Stated goal
Scan the data below. Pull out each line where "JSON" occurs.

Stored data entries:
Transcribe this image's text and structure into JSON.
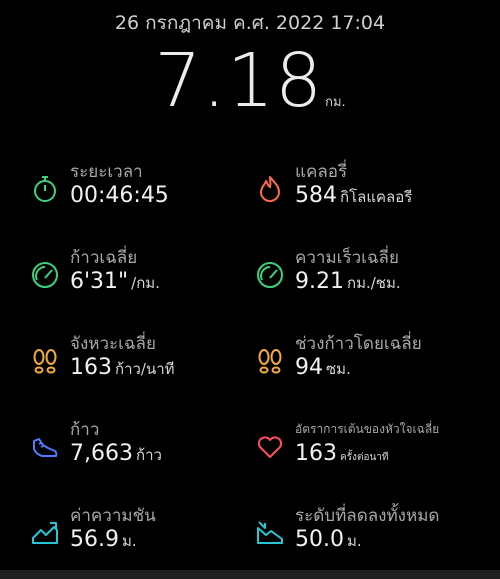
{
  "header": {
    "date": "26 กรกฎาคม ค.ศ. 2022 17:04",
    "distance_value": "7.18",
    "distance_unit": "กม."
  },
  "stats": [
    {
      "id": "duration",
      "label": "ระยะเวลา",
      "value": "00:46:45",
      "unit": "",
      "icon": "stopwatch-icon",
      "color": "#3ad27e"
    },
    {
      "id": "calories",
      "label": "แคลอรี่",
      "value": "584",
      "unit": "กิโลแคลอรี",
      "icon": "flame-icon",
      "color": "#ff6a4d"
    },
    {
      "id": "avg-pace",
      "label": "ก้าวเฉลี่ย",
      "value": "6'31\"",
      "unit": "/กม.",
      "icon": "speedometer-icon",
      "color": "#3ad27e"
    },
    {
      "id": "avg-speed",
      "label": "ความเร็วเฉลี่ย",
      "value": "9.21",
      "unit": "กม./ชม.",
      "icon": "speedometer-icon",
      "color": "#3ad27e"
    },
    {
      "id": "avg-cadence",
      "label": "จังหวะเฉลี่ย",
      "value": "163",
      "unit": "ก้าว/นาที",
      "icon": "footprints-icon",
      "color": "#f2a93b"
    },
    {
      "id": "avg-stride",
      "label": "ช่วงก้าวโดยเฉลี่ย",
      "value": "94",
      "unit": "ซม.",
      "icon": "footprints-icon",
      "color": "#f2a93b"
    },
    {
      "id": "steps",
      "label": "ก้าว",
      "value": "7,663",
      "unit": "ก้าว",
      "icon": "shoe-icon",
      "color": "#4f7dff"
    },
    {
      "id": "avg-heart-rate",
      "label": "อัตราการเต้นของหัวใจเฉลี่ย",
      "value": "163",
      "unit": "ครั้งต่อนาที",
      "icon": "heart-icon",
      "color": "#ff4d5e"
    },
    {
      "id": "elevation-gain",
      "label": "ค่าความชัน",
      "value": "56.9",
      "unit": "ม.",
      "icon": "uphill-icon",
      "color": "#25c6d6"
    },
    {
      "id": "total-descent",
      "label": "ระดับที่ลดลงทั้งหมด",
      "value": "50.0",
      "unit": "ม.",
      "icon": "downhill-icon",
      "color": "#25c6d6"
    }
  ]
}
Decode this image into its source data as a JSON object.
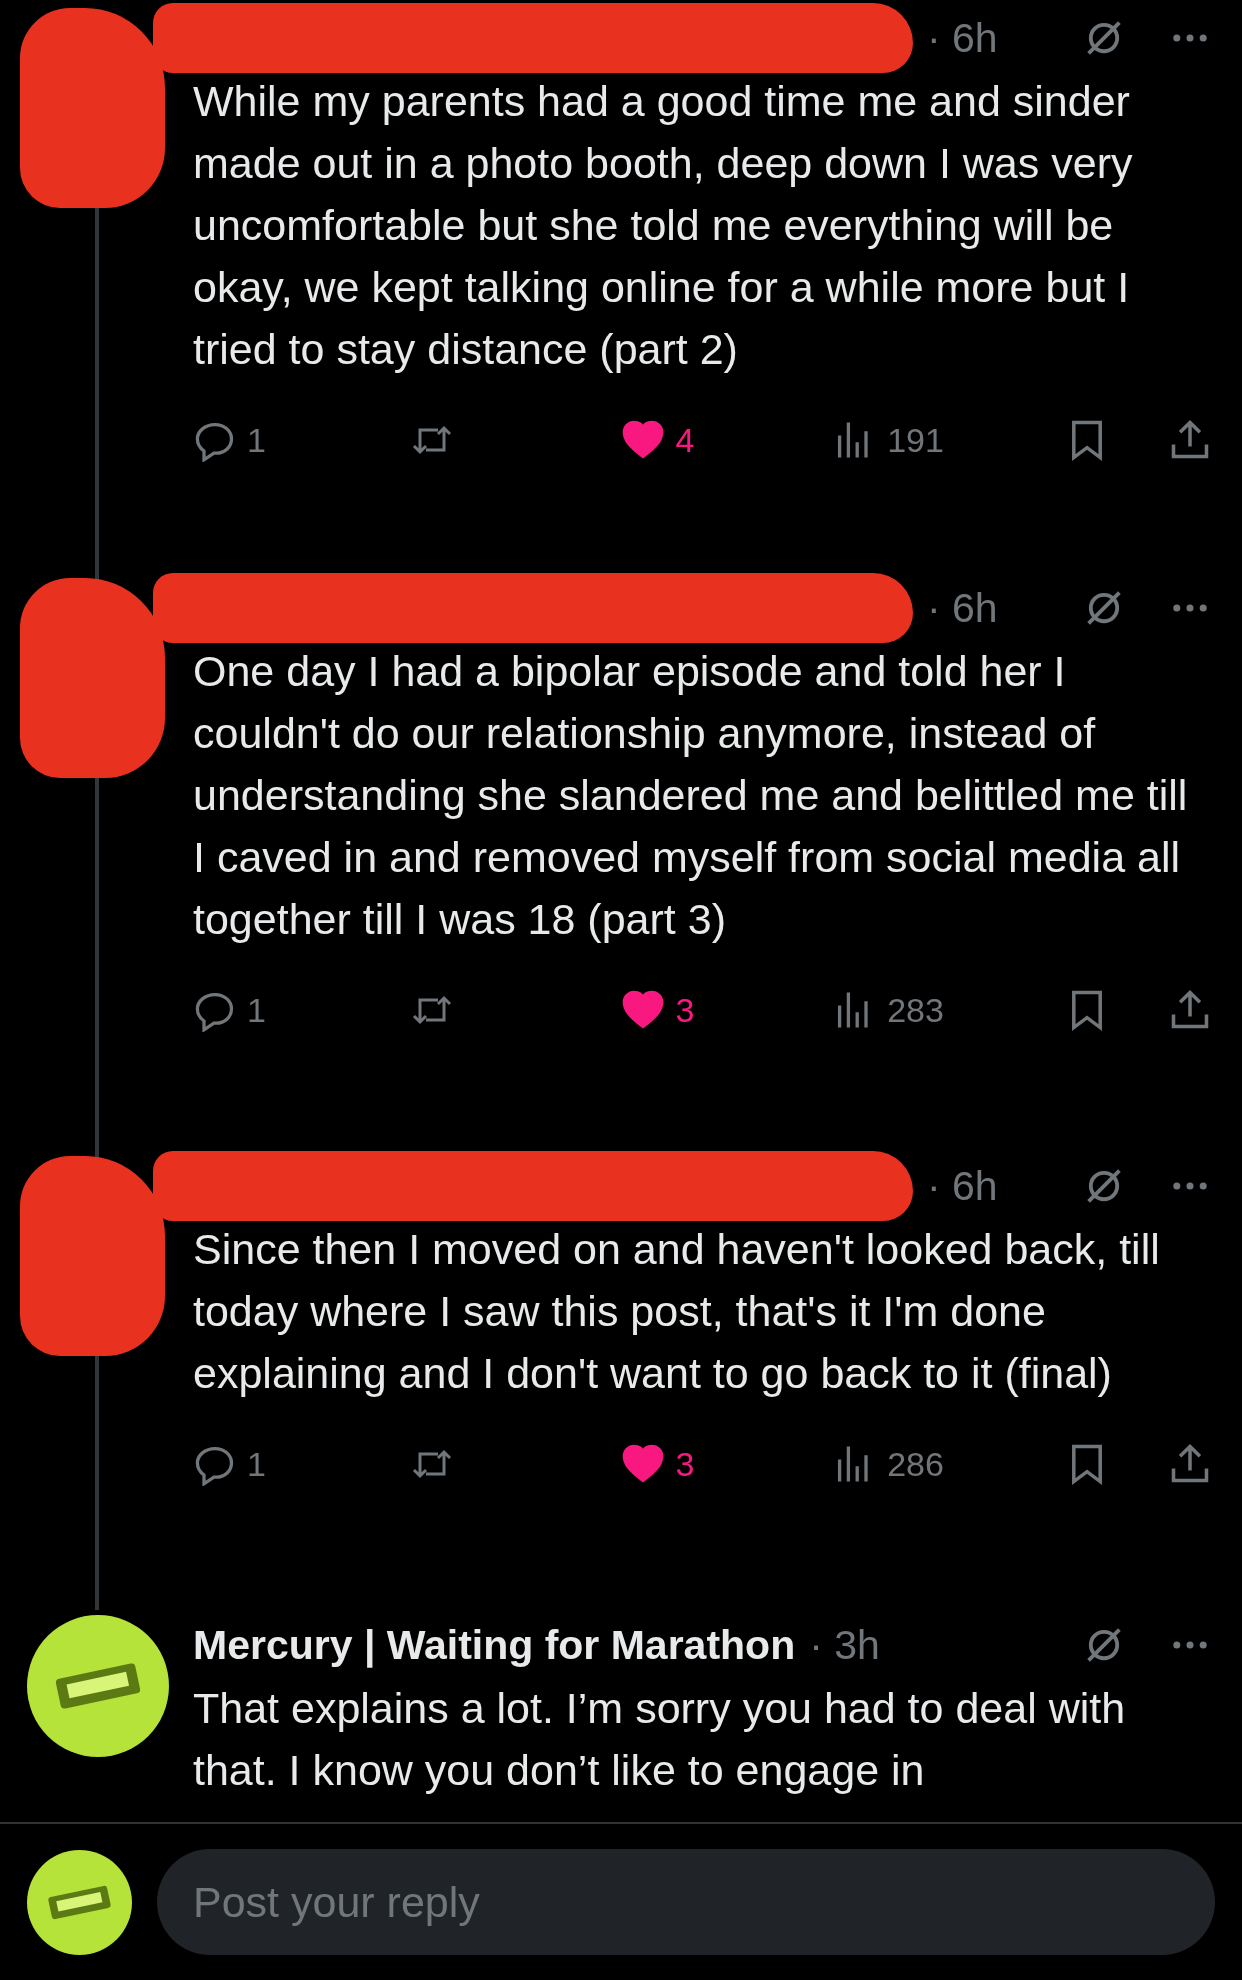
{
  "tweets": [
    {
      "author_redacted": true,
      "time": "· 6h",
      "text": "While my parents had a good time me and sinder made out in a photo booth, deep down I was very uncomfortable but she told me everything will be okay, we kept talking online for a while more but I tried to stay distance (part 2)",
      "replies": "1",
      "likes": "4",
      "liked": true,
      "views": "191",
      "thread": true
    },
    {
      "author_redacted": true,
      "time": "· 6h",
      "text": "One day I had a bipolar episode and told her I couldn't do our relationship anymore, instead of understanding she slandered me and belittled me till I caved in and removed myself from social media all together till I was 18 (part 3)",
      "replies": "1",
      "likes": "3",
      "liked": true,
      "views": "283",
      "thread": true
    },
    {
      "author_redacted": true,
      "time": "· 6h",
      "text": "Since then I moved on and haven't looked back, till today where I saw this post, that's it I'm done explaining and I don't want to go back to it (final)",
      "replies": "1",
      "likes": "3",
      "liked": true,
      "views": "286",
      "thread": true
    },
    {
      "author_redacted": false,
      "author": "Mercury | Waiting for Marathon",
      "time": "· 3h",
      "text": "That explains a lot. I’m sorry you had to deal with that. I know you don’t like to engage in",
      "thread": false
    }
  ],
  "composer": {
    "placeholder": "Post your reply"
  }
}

---

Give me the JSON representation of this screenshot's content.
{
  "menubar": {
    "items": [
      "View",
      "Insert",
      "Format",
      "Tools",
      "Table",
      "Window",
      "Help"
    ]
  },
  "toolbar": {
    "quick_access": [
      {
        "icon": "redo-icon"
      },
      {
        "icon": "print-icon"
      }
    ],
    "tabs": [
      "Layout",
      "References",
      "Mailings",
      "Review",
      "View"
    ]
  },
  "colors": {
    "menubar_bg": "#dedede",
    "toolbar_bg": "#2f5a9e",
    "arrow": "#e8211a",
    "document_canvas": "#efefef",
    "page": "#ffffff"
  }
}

Response
Transcribe this image's text and structure into JSON.
Decode this image into its source data as a JSON object.
Give me the JSON representation of this screenshot's content.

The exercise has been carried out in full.